List each line in which the string "физическим" appears.

___ Data in this exercise

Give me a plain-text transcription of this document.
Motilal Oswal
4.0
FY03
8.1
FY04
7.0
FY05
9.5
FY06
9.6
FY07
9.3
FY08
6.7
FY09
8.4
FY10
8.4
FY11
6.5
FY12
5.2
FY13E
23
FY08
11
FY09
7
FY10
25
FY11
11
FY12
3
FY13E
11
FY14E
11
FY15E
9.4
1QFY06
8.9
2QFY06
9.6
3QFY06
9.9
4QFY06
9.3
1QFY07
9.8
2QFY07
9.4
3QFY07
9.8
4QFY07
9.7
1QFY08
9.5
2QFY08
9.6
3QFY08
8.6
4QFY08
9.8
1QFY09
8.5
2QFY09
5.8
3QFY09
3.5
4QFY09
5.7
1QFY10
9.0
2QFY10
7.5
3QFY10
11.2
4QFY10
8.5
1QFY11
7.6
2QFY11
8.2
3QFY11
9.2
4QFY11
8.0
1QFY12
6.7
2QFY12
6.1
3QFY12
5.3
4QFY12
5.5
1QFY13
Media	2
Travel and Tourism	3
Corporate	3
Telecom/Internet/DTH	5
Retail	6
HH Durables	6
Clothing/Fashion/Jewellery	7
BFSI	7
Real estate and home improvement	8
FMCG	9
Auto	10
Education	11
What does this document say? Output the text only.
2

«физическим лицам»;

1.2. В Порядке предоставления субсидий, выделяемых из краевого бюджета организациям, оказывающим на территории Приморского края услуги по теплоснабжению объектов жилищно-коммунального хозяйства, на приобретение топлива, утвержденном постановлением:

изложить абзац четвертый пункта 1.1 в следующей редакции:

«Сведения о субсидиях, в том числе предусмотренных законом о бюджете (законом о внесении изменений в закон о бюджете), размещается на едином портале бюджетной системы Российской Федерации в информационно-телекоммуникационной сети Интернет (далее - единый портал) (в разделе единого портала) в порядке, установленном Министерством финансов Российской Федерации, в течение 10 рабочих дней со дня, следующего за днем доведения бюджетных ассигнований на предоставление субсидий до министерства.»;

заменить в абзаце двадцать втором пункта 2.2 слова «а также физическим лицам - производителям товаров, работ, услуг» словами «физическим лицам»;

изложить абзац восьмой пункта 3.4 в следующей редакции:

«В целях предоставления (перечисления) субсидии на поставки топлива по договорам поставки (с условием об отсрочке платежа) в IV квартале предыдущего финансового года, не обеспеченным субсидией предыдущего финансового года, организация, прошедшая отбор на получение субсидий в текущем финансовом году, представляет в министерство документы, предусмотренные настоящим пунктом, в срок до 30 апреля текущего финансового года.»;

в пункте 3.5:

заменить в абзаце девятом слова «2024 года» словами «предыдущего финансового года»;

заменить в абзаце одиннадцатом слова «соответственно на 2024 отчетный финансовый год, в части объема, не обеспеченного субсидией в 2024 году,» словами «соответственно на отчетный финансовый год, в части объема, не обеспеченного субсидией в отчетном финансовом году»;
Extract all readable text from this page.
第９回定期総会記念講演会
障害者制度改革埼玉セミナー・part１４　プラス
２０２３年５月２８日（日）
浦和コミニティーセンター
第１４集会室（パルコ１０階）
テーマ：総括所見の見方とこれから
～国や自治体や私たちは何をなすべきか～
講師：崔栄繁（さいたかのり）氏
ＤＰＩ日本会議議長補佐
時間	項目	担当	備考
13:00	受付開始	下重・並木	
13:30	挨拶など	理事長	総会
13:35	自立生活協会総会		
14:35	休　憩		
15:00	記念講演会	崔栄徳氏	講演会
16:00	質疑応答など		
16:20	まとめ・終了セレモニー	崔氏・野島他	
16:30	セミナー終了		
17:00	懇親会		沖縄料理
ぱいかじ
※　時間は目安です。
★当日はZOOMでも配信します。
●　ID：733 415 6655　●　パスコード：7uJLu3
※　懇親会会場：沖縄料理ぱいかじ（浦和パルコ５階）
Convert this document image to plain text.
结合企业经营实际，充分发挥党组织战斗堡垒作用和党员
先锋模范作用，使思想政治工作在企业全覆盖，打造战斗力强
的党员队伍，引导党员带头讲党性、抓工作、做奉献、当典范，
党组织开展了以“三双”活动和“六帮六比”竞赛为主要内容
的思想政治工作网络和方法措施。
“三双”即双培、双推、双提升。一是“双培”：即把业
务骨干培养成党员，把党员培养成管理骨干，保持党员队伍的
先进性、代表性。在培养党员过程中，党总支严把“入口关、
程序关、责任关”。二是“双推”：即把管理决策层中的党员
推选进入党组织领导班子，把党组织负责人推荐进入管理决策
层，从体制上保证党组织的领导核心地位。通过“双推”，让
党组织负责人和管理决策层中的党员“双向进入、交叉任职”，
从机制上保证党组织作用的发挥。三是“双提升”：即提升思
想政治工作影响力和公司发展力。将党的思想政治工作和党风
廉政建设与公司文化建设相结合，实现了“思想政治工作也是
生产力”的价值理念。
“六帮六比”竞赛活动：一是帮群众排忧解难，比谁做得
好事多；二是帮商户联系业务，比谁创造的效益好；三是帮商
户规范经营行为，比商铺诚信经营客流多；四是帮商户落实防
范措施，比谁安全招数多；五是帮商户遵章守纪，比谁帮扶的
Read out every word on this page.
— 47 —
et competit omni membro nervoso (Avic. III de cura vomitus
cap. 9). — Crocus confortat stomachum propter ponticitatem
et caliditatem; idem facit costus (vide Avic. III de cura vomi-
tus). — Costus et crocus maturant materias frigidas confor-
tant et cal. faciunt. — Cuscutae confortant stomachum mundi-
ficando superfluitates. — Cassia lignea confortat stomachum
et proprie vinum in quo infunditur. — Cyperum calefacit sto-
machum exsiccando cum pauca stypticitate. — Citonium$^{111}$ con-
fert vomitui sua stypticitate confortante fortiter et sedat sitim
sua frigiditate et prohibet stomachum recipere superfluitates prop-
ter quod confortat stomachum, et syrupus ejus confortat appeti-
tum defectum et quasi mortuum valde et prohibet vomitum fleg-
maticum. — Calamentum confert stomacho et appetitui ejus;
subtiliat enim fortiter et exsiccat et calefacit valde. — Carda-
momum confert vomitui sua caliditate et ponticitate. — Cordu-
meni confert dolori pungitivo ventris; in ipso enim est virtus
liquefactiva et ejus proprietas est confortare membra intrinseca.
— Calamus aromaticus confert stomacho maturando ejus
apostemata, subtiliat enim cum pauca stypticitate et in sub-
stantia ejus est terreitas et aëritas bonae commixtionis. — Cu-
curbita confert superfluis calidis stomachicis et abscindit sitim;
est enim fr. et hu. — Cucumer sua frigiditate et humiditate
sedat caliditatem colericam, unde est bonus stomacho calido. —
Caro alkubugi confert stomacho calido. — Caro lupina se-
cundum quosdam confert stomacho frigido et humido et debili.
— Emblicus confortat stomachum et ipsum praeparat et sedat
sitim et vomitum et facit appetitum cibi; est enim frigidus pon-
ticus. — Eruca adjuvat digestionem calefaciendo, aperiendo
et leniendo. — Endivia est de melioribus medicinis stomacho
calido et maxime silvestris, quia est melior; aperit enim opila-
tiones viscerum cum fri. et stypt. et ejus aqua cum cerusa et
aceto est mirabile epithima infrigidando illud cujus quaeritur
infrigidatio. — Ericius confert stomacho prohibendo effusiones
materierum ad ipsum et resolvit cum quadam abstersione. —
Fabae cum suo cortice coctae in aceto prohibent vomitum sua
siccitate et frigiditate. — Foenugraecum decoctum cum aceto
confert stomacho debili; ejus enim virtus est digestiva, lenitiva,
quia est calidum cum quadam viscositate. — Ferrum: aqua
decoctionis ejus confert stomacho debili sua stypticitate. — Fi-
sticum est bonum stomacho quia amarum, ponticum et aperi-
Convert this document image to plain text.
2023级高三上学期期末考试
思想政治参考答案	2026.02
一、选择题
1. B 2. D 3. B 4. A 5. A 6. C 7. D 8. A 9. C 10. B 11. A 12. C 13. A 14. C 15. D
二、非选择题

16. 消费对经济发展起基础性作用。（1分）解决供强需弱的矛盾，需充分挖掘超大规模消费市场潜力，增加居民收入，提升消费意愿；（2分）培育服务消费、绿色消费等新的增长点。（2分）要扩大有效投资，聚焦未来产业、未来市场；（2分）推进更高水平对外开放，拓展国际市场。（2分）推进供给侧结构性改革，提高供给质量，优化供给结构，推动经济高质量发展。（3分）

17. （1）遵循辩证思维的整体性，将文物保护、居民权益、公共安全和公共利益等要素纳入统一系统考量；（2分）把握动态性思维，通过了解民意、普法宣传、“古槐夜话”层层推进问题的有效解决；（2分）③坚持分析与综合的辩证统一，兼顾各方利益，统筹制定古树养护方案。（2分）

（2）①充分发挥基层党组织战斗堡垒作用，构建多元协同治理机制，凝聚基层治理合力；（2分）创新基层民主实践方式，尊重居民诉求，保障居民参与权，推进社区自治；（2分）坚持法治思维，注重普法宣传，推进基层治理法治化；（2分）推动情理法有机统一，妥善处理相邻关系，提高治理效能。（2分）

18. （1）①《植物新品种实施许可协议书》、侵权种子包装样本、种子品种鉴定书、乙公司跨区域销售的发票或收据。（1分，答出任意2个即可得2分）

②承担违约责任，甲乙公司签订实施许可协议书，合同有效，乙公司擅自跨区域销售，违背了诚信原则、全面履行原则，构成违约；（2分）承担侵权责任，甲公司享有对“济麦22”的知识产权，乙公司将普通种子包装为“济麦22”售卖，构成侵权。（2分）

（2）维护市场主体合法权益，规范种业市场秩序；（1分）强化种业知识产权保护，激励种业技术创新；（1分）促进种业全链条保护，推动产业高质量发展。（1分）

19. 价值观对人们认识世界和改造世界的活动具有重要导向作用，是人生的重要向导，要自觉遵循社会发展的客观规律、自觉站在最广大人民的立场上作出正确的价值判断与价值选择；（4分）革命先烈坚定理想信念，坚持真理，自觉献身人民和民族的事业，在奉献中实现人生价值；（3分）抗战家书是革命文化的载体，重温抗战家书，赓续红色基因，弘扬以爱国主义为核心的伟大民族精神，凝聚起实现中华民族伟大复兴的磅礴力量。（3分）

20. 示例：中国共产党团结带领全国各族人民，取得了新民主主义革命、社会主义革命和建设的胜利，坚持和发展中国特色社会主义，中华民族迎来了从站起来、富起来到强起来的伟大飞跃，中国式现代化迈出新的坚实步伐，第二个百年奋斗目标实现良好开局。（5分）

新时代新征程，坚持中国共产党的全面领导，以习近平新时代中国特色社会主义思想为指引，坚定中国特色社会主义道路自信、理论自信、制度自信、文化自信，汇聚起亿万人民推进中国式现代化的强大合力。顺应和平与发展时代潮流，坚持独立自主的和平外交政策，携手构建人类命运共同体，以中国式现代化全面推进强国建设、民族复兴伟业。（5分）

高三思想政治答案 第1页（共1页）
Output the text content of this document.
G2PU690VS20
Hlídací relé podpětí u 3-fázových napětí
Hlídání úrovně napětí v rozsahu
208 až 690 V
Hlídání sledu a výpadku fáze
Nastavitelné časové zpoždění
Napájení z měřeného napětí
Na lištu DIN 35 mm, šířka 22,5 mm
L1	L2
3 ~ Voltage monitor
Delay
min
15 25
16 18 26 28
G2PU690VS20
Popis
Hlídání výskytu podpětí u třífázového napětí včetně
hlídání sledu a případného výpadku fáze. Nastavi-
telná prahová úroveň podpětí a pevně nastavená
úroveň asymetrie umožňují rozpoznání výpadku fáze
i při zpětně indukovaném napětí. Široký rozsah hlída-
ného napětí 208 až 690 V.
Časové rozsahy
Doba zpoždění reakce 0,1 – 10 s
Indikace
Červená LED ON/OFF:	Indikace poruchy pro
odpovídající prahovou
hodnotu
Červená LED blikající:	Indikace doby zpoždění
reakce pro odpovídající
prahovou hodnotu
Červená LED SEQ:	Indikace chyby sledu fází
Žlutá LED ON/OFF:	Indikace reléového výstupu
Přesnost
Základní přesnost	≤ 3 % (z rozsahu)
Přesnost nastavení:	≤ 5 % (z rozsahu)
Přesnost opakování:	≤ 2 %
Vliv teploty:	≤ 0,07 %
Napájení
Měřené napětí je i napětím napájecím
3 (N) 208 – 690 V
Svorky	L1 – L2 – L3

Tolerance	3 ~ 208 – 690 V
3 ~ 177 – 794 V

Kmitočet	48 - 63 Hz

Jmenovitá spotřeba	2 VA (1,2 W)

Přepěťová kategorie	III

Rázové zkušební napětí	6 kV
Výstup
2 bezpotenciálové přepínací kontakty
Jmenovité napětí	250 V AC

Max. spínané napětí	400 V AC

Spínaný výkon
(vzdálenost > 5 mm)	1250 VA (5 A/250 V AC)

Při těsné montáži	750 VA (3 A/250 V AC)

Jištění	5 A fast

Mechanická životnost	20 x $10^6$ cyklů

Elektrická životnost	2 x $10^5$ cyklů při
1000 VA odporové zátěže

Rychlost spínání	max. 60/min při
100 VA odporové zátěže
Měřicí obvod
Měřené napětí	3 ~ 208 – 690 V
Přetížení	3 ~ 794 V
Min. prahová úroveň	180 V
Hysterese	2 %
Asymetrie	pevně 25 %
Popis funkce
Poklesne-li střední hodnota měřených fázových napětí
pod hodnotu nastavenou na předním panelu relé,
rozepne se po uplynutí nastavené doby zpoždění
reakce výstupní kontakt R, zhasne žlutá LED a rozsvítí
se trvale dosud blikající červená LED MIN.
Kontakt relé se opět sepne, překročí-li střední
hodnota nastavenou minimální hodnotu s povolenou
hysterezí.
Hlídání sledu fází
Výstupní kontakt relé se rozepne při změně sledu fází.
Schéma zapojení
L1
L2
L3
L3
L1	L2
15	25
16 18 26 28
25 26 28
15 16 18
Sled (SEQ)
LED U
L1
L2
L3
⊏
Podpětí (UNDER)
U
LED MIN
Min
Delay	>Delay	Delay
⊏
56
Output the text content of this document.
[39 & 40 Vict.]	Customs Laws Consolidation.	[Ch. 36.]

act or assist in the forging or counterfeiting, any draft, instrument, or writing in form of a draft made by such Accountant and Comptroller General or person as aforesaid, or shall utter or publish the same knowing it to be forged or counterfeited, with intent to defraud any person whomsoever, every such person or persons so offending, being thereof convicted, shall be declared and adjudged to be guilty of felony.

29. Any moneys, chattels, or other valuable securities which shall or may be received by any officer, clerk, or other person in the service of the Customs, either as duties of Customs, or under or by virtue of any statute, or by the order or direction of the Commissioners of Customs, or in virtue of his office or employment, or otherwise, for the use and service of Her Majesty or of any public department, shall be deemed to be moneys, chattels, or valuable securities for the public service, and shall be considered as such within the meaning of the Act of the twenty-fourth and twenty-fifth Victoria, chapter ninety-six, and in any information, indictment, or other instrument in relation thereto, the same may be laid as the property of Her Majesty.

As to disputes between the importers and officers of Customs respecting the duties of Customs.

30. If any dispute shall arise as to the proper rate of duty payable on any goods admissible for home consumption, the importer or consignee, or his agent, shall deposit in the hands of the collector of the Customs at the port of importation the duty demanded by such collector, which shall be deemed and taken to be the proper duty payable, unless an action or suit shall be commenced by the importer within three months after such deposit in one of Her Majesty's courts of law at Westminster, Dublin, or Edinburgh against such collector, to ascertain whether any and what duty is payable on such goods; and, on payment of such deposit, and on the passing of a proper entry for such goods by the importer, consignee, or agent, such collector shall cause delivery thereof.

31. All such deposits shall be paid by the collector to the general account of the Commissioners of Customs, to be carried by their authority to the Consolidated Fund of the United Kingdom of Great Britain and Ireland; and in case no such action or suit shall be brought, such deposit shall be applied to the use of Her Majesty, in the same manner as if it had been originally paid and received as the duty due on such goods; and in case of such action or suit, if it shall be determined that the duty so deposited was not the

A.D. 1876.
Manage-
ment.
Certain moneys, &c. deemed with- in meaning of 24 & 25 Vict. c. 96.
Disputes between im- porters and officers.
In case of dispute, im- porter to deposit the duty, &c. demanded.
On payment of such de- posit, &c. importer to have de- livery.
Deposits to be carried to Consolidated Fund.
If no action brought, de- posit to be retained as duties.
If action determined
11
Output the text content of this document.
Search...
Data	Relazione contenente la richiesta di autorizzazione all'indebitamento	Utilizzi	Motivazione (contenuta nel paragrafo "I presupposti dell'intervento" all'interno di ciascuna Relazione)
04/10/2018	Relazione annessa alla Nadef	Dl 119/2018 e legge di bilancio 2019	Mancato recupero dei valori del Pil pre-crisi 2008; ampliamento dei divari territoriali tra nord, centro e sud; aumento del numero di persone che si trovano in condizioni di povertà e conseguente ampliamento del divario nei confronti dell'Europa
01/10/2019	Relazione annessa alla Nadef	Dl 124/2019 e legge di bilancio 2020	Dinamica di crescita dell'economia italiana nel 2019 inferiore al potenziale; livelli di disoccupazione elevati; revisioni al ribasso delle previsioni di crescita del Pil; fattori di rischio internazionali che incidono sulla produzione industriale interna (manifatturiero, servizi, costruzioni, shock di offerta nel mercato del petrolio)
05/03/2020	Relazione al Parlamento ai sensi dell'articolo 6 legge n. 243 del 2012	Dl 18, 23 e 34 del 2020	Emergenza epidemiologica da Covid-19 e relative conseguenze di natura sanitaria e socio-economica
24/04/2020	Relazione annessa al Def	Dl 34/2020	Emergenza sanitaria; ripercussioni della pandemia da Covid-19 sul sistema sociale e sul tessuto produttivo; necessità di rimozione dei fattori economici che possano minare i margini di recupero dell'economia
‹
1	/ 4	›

______

◆ Right answer:
«физическим лицам»;
заменить в абзаце двадцать втором пункта 2.2 слова «а также физическим лицам - производителям товаров, работ, услуг» словами «физическим лицам»;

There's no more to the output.